_DATA RECORDS:_
•••••

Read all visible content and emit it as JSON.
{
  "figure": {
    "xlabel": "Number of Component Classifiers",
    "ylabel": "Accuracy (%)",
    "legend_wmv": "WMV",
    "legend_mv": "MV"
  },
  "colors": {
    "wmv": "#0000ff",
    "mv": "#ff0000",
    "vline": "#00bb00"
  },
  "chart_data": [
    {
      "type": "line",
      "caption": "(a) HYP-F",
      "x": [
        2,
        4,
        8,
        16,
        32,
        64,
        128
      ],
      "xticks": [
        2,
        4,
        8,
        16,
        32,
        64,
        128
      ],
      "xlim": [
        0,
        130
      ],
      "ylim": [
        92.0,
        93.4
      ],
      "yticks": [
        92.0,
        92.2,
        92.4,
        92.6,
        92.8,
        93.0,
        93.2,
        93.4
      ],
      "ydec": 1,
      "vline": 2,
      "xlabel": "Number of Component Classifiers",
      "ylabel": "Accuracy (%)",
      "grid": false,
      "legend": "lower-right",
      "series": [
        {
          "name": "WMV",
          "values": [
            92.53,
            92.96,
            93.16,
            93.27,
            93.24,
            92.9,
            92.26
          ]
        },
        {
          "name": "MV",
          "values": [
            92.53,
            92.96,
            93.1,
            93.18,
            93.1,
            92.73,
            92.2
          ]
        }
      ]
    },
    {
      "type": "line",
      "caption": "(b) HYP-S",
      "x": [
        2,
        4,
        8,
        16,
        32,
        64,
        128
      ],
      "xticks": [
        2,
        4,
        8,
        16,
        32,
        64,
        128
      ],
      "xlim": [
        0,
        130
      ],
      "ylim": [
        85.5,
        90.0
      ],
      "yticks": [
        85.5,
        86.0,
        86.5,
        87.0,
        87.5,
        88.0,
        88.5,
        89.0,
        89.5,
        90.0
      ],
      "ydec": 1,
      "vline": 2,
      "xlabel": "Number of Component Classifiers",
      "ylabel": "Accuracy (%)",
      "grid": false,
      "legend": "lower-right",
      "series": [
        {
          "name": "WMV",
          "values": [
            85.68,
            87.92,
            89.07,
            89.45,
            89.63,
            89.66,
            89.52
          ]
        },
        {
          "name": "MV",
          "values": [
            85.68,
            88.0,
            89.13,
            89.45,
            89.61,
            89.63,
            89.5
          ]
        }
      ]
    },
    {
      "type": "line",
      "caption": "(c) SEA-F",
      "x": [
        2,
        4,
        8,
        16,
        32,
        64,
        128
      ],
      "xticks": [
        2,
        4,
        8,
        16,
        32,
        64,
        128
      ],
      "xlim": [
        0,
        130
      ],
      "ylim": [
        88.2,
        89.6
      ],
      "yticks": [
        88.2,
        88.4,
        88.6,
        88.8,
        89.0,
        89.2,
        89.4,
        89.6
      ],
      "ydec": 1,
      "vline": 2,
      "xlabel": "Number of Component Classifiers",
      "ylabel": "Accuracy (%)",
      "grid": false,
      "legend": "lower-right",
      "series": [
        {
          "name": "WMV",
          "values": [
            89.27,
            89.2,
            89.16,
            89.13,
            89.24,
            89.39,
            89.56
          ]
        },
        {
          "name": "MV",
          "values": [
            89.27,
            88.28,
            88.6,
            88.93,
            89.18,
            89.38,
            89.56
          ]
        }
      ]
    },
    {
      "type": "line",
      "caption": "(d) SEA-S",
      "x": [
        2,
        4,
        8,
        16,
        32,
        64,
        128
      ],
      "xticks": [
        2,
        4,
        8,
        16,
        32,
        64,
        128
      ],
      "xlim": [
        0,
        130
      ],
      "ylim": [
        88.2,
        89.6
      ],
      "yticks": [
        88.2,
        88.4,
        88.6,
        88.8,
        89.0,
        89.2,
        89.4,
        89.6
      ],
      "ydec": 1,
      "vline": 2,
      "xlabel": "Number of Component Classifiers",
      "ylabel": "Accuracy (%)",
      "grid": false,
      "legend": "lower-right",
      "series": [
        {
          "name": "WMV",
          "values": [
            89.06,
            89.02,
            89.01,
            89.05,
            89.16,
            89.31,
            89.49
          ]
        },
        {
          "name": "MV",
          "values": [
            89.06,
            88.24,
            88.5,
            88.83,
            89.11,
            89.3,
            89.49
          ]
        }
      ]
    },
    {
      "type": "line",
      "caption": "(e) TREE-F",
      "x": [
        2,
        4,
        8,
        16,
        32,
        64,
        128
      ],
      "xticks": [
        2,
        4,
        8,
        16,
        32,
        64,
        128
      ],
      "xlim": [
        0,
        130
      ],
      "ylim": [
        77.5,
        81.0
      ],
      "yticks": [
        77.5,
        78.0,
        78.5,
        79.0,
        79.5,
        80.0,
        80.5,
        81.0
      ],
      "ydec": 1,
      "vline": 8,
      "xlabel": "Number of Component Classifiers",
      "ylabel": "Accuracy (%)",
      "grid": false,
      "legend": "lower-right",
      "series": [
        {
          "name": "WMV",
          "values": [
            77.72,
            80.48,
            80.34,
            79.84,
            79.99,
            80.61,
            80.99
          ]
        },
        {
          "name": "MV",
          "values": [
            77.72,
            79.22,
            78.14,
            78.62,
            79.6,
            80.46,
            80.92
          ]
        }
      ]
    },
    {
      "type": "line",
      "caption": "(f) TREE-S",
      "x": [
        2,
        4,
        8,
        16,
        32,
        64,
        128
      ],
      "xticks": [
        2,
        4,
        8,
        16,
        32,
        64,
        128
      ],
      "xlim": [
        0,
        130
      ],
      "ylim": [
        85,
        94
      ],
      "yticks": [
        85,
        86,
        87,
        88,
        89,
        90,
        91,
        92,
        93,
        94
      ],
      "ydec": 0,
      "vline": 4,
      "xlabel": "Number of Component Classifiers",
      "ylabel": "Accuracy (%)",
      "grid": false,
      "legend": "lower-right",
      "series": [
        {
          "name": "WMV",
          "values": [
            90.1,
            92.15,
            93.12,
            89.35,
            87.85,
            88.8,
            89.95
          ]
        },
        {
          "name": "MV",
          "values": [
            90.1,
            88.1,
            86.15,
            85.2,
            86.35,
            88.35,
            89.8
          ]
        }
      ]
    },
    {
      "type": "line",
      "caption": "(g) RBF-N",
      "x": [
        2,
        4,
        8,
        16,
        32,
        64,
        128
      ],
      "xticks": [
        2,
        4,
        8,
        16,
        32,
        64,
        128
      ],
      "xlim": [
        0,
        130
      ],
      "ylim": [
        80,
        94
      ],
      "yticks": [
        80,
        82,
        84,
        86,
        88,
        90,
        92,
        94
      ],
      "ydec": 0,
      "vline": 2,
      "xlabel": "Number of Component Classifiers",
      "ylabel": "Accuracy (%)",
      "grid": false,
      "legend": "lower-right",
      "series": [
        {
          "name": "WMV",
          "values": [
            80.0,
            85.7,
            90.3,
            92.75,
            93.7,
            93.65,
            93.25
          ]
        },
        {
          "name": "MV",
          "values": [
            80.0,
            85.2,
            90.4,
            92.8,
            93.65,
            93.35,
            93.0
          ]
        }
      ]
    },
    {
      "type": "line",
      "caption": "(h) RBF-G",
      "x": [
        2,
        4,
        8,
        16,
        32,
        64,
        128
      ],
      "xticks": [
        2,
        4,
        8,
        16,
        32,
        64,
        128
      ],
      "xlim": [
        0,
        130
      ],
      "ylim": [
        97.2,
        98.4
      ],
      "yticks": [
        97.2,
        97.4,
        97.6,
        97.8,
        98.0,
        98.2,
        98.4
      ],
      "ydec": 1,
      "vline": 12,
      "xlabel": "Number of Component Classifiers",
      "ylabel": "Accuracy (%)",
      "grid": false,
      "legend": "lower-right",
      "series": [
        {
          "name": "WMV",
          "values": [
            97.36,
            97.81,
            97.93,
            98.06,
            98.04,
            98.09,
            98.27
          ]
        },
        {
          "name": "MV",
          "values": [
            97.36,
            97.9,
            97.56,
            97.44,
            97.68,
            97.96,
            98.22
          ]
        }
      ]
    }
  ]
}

•••••

Lines containing "caption" are to be counted. State the total and add nothing.

_RESPONSE TO THIS EXERCISE:_
8